* [WORK TO COMPLETE] Would you set down every entry shown below, precisely as written?

* [SOURCE RECORDS]

>>>

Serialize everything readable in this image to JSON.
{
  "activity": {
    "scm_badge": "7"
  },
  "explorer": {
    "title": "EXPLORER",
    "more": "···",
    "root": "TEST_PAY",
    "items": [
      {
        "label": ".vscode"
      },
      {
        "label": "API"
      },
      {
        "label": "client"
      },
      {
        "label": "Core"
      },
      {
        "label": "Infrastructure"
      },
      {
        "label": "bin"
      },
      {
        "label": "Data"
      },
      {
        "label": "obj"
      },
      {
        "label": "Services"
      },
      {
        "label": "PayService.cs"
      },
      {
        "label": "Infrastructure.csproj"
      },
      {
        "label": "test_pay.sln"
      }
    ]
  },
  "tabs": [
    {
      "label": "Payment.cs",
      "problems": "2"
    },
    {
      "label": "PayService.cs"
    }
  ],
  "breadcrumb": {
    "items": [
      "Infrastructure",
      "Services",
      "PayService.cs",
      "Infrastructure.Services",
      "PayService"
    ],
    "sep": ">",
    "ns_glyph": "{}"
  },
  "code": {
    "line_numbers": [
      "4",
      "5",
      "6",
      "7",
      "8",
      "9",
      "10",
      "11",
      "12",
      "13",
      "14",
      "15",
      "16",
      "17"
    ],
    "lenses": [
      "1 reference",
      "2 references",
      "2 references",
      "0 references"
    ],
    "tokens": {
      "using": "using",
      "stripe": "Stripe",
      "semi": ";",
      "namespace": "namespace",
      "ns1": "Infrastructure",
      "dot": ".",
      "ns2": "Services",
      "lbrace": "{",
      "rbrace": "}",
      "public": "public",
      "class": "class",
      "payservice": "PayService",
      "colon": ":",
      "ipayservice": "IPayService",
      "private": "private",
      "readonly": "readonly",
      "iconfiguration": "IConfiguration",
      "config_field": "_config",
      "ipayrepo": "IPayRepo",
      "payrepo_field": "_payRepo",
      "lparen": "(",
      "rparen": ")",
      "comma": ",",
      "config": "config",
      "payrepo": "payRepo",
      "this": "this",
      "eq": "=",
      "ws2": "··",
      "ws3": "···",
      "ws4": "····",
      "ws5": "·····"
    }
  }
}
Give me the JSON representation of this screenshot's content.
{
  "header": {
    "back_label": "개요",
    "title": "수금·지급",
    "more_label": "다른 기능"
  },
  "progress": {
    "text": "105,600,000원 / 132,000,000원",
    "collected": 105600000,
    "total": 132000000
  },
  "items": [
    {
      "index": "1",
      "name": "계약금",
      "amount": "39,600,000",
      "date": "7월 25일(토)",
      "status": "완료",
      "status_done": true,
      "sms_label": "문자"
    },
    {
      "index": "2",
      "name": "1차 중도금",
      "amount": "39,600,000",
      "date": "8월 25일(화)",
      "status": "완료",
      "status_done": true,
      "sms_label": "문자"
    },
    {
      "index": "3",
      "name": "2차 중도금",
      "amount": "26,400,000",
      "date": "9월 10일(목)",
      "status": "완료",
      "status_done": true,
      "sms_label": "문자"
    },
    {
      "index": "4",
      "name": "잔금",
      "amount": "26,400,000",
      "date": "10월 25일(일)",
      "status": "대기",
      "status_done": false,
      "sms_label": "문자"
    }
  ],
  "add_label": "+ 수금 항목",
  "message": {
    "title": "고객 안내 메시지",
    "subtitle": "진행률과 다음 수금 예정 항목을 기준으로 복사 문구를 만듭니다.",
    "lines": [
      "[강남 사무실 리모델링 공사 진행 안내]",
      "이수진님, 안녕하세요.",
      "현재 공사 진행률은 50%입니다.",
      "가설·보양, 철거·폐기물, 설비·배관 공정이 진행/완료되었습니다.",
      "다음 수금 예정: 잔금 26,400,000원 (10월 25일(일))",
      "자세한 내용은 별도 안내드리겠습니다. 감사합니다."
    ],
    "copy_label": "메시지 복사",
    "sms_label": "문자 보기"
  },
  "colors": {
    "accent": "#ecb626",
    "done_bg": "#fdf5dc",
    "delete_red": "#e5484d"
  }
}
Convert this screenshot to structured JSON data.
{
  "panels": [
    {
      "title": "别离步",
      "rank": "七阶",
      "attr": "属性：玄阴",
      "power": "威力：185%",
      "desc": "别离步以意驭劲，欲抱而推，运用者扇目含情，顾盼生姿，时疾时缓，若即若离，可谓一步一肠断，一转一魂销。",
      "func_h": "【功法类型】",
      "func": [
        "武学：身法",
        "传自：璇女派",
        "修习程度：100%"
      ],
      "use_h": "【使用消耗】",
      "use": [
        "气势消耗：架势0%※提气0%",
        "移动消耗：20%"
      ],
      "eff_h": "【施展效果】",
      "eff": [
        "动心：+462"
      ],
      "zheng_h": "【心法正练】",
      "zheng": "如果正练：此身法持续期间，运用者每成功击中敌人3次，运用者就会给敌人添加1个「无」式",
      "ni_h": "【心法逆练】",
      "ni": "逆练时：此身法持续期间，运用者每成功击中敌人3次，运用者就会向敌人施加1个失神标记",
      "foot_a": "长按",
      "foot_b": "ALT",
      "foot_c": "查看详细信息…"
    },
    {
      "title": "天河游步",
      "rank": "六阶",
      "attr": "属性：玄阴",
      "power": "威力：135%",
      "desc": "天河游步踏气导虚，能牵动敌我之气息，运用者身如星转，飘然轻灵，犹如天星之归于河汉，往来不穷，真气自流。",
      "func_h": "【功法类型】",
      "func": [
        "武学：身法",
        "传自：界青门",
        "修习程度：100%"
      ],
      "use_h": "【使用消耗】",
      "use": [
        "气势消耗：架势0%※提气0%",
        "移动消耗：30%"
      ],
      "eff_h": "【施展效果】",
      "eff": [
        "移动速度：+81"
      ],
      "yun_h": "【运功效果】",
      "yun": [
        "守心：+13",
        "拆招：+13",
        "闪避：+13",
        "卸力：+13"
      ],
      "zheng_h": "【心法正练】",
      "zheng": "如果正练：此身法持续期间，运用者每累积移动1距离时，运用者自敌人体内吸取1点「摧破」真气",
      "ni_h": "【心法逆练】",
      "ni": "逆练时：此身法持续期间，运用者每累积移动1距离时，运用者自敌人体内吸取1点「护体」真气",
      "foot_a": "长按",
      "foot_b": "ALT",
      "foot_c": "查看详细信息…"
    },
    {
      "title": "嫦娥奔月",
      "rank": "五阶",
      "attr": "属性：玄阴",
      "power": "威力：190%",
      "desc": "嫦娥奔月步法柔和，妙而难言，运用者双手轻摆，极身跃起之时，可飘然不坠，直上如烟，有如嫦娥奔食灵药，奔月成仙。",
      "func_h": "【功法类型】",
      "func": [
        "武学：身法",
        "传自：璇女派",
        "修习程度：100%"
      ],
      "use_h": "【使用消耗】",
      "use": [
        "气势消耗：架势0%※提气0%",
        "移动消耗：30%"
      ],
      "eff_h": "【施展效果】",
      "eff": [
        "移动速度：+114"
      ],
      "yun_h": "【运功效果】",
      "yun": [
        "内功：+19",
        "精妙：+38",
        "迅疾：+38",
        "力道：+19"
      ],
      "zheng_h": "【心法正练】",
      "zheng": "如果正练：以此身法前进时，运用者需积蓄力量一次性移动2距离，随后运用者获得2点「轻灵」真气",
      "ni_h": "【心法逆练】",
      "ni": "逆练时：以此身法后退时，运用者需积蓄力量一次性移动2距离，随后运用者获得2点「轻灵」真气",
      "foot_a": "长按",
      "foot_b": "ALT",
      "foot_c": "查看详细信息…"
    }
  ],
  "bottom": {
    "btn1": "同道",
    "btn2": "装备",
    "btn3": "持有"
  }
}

<<<

* [THE OUTPUT]
Serialize everything readable in this image to JSON.
{
  "activity": {
    "scm_badge": "7"
  },
  "explorer": {
    "title": "EXPLORER",
    "more": "···",
    "root": "TEST_PAY",
    "items": [
      {
        "label": ".vscode"
      },
      {
        "label": "API"
      },
      {
        "label": "client"
      },
      {
        "label": "Core"
      },
      {
        "label": "Infrastructure"
      },
      {
        "label": "bin"
      },
      {
        "label": "Data"
      },
      {
        "label": "obj"
      },
      {
        "label": "Services"
      },
      {
        "label": "PayService.cs"
      },
      {
        "label": "Infrastructure.csproj"
      },
      {
        "label": "test_pay.sln"
      }
    ]
  },
  "tabs": [
    {
      "label": "Payment.cs",
      "problems": "2"
    },
    {
      "label": "PayService.cs"
    }
  ],
  "breadcrumb": {
    "items": [
      "Infrastructure",
      "Services",
      "PayService.cs",
      "Infrastructure.Services",
      "PayService"
    ],
    "sep": ">",
    "ns_glyph": "{}"
  },
  "code": {
    "line_numbers": [
      "4",
      "5",
      "6",
      "7",
      "8",
      "9",
      "10",
      "11",
      "12",
      "13",
      "14",
      "15",
      "16",
      "17"
    ],
    "lenses": [
      "1 reference",
      "2 references",
      "2 references",
      "0 references"
    ],
    "tokens": {
      "using": "using",
      "stripe": "Stripe",
      "semi": ";",
      "namespace": "namespace",
      "ns1": "Infrastructure",
      "dot": ".",
      "ns2": "Services",
      "lbrace": "{",
      "rbrace": "}",
      "public": "public",
      "class": "class",
      "payservice": "PayService",
      "colon": ":",
      "ipayservice": "IPayService",
      "private": "private",
      "readonly": "readonly",
      "iconfiguration": "IConfiguration",
      "config_field": "_config",
      "ipayrepo": "IPayRepo",
      "payrepo_field": "_payRepo",
      "lparen": "(",
      "rparen": ")",
      "comma": ",",
      "config": "config",
      "payrepo": "payRepo",
      "this": "this",
      "eq": "=",
      "ws2": "··",
      "ws3": "···",
      "ws4": "····",
      "ws5": "·····"
    }
  }
}
Give me the JSON representation of this screenshot's content.
{
  "header": {
    "back_label": "개요",
    "title": "수금·지급",
    "more_label": "다른 기능"
  },
  "progress": {
    "text": "105,600,000원 / 132,000,000원",
    "collected": 105600000,
    "total": 132000000
  },
  "items": [
    {
      "index": "1",
      "name": "계약금",
      "amount": "39,600,000",
      "date": "7월 25일(토)",
      "status": "완료",
      "status_done": true,
      "sms_label": "문자"
    },
    {
      "index": "2",
      "name": "1차 중도금",
      "amount": "39,600,000",
      "date": "8월 25일(화)",
      "status": "완료",
      "status_done": true,
      "sms_label": "문자"
    },
    {
      "index": "3",
      "name": "2차 중도금",
      "amount": "26,400,000",
      "date": "9월 10일(목)",
      "status": "완료",
      "status_done": true,
      "sms_label": "문자"
    },
    {
      "index": "4",
      "name": "잔금",
      "amount": "26,400,000",
      "date": "10월 25일(일)",
      "status": "대기",
      "status_done": false,
      "sms_label": "문자"
    }
  ],
  "add_label": "+ 수금 항목",
  "message": {
    "title": "고객 안내 메시지",
    "subtitle": "진행률과 다음 수금 예정 항목을 기준으로 복사 문구를 만듭니다.",
    "lines": [
      "[강남 사무실 리모델링 공사 진행 안내]",
      "이수진님, 안녕하세요.",
      "현재 공사 진행률은 50%입니다.",
      "가설·보양, 철거·폐기물, 설비·배관 공정이 진행/완료되었습니다.",
      "다음 수금 예정: 잔금 26,400,000원 (10월 25일(일))",
      "자세한 내용은 별도 안내드리겠습니다. 감사합니다."
    ],
    "copy_label": "메시지 복사",
    "sms_label": "문자 보기"
  },
  "colors": {
    "accent": "#ecb626",
    "done_bg": "#fdf5dc",
    "delete_red": "#e5484d"
  }
}
Convert this screenshot to structured JSON data.
{
  "panels": [
    {
      "title": "别离步",
      "rank": "七阶",
      "attr": "属性：玄阴",
      "power": "威力：185%",
      "desc": "别离步以意驭劲，欲抱而推，运用者扇目含情，顾盼生姿，时疾时缓，若即若离，可谓一步一肠断，一转一魂销。",
      "func_h": "【功法类型】",
      "func": [
        "武学：身法",
        "传自：璇女派",
        "修习程度：100%"
      ],
      "use_h": "【使用消耗】",
      "use": [
        "气势消耗：架势0%※提气0%",
        "移动消耗：20%"
      ],
      "eff_h": "【施展效果】",
      "eff": [
        "动心：+462"
      ],
      "zheng_h": "【心法正练】",
      "zheng": "如果正练：此身法持续期间，运用者每成功击中敌人3次，运用者就会给敌人添加1个「无」式",
      "ni_h": "【心法逆练】",
      "ni": "逆练时：此身法持续期间，运用者每成功击中敌人3次，运用者就会向敌人施加1个失神标记",
      "foot_a": "长按",
      "foot_b": "ALT",
      "foot_c": "查看详细信息…"
    },
    {
      "title": "天河游步",
      "rank": "六阶",
      "attr": "属性：玄阴",
      "power": "威力：135%",
      "desc": "天河游步踏气导虚，能牵动敌我之气息，运用者身如星转，飘然轻灵，犹如天星之归于河汉，往来不穷，真气自流。",
      "func_h": "【功法类型】",
      "func": [
        "武学：身法",
        "传自：界青门",
        "修习程度：100%"
      ],
      "use_h": "【使用消耗】",
      "use": [
        "气势消耗：架势0%※提气0%",
        "移动消耗：30%"
      ],
      "eff_h": "【施展效果】",
      "eff": [
        "移动速度：+81"
      ],
      "yun_h": "【运功效果】",
      "yun": [
        "守心：+13",
        "拆招：+13",
        "闪避：+13",
        "卸力：+13"
      ],
      "zheng_h": "【心法正练】",
      "zheng": "如果正练：此身法持续期间，运用者每累积移动1距离时，运用者自敌人体内吸取1点「摧破」真气",
      "ni_h": "【心法逆练】",
      "ni": "逆练时：此身法持续期间，运用者每累积移动1距离时，运用者自敌人体内吸取1点「护体」真气",
      "foot_a": "长按",
      "foot_b": "ALT",
      "foot_c": "查看详细信息…"
    },
    {
      "title": "嫦娥奔月",
      "rank": "五阶",
      "attr": "属性：玄阴",
      "power": "威力：190%",
      "desc": "嫦娥奔月步法柔和，妙而难言，运用者双手轻摆，极身跃起之时，可飘然不坠，直上如烟，有如嫦娥奔食灵药，奔月成仙。",
      "func_h": "【功法类型】",
      "func": [
        "武学：身法",
        "传自：璇女派",
        "修习程度：100%"
      ],
      "use_h": "【使用消耗】",
      "use": [
        "气势消耗：架势0%※提气0%",
        "移动消耗：30%"
      ],
      "eff_h": "【施展效果】",
      "eff": [
        "移动速度：+114"
      ],
      "yun_h": "【运功效果】",
      "yun": [
        "内功：+19",
        "精妙：+38",
        "迅疾：+38",
        "力道：+19"
      ],
      "zheng_h": "【心法正练】",
      "zheng": "如果正练：以此身法前进时，运用者需积蓄力量一次性移动2距离，随后运用者获得2点「轻灵」真气",
      "ni_h": "【心法逆练】",
      "ni": "逆练时：以此身法后退时，运用者需积蓄力量一次性移动2距离，随后运用者获得2点「轻灵」真气",
      "foot_a": "长按",
      "foot_b": "ALT",
      "foot_c": "查看详细信息…"
    }
  ],
  "bottom": {
    "btn1": "同道",
    "btn2": "装备",
    "btn3": "持有"
  }
}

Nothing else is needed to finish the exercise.